▶ _EXERCISE_
Make an exact copy of the listing below.

▶ _PROVIDED DATA_
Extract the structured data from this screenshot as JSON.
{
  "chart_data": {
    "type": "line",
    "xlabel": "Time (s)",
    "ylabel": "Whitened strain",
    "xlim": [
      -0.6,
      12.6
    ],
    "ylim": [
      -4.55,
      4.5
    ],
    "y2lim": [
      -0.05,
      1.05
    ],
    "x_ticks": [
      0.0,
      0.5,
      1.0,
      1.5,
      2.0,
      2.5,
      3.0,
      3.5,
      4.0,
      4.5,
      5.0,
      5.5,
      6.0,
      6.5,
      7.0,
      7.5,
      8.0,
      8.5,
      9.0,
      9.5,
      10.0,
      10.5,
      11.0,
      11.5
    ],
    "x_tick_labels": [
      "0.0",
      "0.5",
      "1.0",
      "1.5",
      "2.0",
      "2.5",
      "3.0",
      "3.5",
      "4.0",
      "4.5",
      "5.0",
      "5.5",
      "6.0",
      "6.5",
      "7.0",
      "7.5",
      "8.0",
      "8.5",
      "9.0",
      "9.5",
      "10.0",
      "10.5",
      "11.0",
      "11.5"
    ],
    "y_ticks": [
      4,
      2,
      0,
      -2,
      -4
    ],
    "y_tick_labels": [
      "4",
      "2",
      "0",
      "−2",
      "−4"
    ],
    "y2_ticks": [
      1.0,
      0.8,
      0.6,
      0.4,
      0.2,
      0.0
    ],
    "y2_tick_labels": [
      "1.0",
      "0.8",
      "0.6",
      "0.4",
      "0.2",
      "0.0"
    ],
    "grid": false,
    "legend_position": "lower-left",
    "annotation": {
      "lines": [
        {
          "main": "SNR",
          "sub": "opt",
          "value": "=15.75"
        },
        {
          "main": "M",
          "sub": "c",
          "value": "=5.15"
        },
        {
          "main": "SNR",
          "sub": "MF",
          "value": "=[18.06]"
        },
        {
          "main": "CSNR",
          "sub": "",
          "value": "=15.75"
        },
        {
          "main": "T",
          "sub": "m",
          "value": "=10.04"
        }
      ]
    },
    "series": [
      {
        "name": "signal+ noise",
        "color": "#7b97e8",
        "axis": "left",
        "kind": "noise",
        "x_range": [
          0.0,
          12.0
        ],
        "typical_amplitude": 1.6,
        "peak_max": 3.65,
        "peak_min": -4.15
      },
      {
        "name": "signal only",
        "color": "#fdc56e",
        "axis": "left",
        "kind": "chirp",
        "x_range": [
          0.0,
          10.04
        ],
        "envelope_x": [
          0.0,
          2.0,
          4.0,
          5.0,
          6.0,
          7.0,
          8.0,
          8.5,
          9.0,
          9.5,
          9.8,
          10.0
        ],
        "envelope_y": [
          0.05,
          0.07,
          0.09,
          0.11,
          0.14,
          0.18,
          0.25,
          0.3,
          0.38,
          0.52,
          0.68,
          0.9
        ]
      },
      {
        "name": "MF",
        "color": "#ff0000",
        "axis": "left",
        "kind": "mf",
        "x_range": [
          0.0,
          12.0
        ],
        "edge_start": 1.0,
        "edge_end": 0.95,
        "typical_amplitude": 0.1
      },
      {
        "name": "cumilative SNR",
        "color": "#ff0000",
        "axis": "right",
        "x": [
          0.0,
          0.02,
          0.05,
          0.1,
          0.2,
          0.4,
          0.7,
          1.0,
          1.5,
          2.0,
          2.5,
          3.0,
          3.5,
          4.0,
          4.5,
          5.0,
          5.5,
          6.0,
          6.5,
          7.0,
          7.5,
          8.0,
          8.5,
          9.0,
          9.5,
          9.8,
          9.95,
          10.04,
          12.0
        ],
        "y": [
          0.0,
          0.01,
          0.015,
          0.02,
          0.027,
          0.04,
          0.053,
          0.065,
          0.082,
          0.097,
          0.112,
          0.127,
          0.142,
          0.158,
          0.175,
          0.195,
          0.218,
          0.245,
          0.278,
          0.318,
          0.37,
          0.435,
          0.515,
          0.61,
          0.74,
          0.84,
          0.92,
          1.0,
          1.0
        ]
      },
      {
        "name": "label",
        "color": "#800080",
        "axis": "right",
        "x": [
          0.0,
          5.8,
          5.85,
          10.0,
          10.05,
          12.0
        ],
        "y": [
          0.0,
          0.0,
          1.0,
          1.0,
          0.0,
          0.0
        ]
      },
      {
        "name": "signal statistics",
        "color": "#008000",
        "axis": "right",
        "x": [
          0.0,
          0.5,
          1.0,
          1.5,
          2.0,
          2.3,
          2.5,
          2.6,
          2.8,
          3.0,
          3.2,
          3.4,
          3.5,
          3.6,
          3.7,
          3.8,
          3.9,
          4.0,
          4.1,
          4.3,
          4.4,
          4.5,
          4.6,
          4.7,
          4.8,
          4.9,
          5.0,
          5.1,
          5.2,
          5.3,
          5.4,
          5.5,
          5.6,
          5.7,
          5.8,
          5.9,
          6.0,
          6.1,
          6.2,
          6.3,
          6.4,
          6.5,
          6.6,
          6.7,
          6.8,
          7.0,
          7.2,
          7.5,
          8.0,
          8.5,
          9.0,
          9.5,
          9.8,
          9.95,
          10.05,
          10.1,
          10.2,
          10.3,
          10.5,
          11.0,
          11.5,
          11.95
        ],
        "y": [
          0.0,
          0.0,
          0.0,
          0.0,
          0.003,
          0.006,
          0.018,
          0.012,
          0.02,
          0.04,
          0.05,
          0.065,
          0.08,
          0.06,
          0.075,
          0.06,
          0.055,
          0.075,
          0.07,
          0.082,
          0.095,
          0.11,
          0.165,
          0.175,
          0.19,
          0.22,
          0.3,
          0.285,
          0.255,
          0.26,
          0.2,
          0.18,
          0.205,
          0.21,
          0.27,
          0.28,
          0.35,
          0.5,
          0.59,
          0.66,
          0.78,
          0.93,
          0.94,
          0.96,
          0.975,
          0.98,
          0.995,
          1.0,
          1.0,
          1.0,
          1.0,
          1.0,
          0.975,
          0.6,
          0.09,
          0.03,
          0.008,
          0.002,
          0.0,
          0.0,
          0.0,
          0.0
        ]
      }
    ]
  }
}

▶ _ANSWER FOR THIS EXERCISE_
Extract the structured data from this screenshot as JSON.
{
  "chart_data": {
    "type": "line",
    "xlabel": "Time (s)",
    "ylabel": "Whitened strain",
    "xlim": [
      -0.6,
      12.6
    ],
    "ylim": [
      -4.55,
      4.5
    ],
    "y2lim": [
      -0.05,
      1.05
    ],
    "x_ticks": [
      0.0,
      0.5,
      1.0,
      1.5,
      2.0,
      2.5,
      3.0,
      3.5,
      4.0,
      4.5,
      5.0,
      5.5,
      6.0,
      6.5,
      7.0,
      7.5,
      8.0,
      8.5,
      9.0,
      9.5,
      10.0,
      10.5,
      11.0,
      11.5
    ],
    "x_tick_labels": [
      "0.0",
      "0.5",
      "1.0",
      "1.5",
      "2.0",
      "2.5",
      "3.0",
      "3.5",
      "4.0",
      "4.5",
      "5.0",
      "5.5",
      "6.0",
      "6.5",
      "7.0",
      "7.5",
      "8.0",
      "8.5",
      "9.0",
      "9.5",
      "10.0",
      "10.5",
      "11.0",
      "11.5"
    ],
    "y_ticks": [
      4,
      2,
      0,
      -2,
      -4
    ],
    "y_tick_labels": [
      "4",
      "2",
      "0",
      "−2",
      "−4"
    ],
    "y2_ticks": [
      1.0,
      0.8,
      0.6,
      0.4,
      0.2,
      0.0
    ],
    "y2_tick_labels": [
      "1.0",
      "0.8",
      "0.6",
      "0.4",
      "0.2",
      "0.0"
    ],
    "grid": false,
    "legend_position": "lower-left",
    "annotation": {
      "lines": [
        {
          "main": "SNR",
          "sub": "opt",
          "value": "=15.75"
        },
        {
          "main": "M",
          "sub": "c",
          "value": "=5.15"
        },
        {
          "main": "SNR",
          "sub": "MF",
          "value": "=[18.06]"
        },
        {
          "main": "CSNR",
          "sub": "",
          "value": "=15.75"
        },
        {
          "main": "T",
          "sub": "m",
          "value": "=10.04"
        }
      ]
    },
    "series": [
      {
        "name": "signal+ noise",
        "color": "#7b97e8",
        "axis": "left",
        "kind": "noise",
        "x_range": [
          0.0,
          12.0
        ],
        "typical_amplitude": 1.6,
        "peak_max": 3.65,
        "peak_min": -4.15
      },
      {
        "name": "signal only",
        "color": "#fdc56e",
        "axis": "left",
        "kind": "chirp",
        "x_range": [
          0.0,
          10.04
        ],
        "envelope_x": [
          0.0,
          2.0,
          4.0,
          5.0,
          6.0,
          7.0,
          8.0,
          8.5,
          9.0,
          9.5,
          9.8,
          10.0
        ],
        "envelope_y": [
          0.05,
          0.07,
          0.09,
          0.11,
          0.14,
          0.18,
          0.25,
          0.3,
          0.38,
          0.52,
          0.68,
          0.9
        ]
      },
      {
        "name": "MF",
        "color": "#ff0000",
        "axis": "left",
        "kind": "mf",
        "x_range": [
          0.0,
          12.0
        ],
        "edge_start": 1.0,
        "edge_end": 0.95,
        "typical_amplitude": 0.1
      },
      {
        "name": "cumilative SNR",
        "color": "#ff0000",
        "axis": "right",
        "x": [
          0.0,
          0.02,
          0.05,
          0.1,
          0.2,
          0.4,
          0.7,
          1.0,
          1.5,
          2.0,
          2.5,
          3.0,
          3.5,
          4.0,
          4.5,
          5.0,
          5.5,
          6.0,
          6.5,
          7.0,
          7.5,
          8.0,
          8.5,
          9.0,
          9.5,
          9.8,
          9.95,
          10.04,
          12.0
        ],
        "y": [
          0.0,
          0.01,
          0.015,
          0.02,
          0.027,
          0.04,
          0.053,
          0.065,
          0.082,
          0.097,
          0.112,
          0.127,
          0.142,
          0.158,
          0.175,
          0.195,
          0.218,
          0.245,
          0.278,
          0.318,
          0.37,
          0.435,
          0.515,
          0.61,
          0.74,
          0.84,
          0.92,
          1.0,
          1.0
        ]
      },
      {
        "name": "label",
        "color": "#800080",
        "axis": "right",
        "x": [
          0.0,
          5.8,
          5.85,
          10.0,
          10.05,
          12.0
        ],
        "y": [
          0.0,
          0.0,
          1.0,
          1.0,
          0.0,
          0.0
        ]
      },
      {
        "name": "signal statistics",
        "color": "#008000",
        "axis": "right",
        "x": [
          0.0,
          0.5,
          1.0,
          1.5,
          2.0,
          2.3,
          2.5,
          2.6,
          2.8,
          3.0,
          3.2,
          3.4,
          3.5,
          3.6,
          3.7,
          3.8,
          3.9,
          4.0,
          4.1,
          4.3,
          4.4,
          4.5,
          4.6,
          4.7,
          4.8,
          4.9,
          5.0,
          5.1,
          5.2,
          5.3,
          5.4,
          5.5,
          5.6,
          5.7,
          5.8,
          5.9,
          6.0,
          6.1,
          6.2,
          6.3,
          6.4,
          6.5,
          6.6,
          6.7,
          6.8,
          7.0,
          7.2,
          7.5,
          8.0,
          8.5,
          9.0,
          9.5,
          9.8,
          9.95,
          10.05,
          10.1,
          10.2,
          10.3,
          10.5,
          11.0,
          11.5,
          11.95
        ],
        "y": [
          0.0,
          0.0,
          0.0,
          0.0,
          0.003,
          0.006,
          0.018,
          0.012,
          0.02,
          0.04,
          0.05,
          0.065,
          0.08,
          0.06,
          0.075,
          0.06,
          0.055,
          0.075,
          0.07,
          0.082,
          0.095,
          0.11,
          0.165,
          0.175,
          0.19,
          0.22,
          0.3,
          0.285,
          0.255,
          0.26,
          0.2,
          0.18,
          0.205,
          0.21,
          0.27,
          0.28,
          0.35,
          0.5,
          0.59,
          0.66,
          0.78,
          0.93,
          0.94,
          0.96,
          0.975,
          0.98,
          0.995,
          1.0,
          1.0,
          1.0,
          1.0,
          1.0,
          0.975,
          0.6,
          0.09,
          0.03,
          0.008,
          0.002,
          0.0,
          0.0,
          0.0,
          0.0
        ]
      }
    ]
  }
}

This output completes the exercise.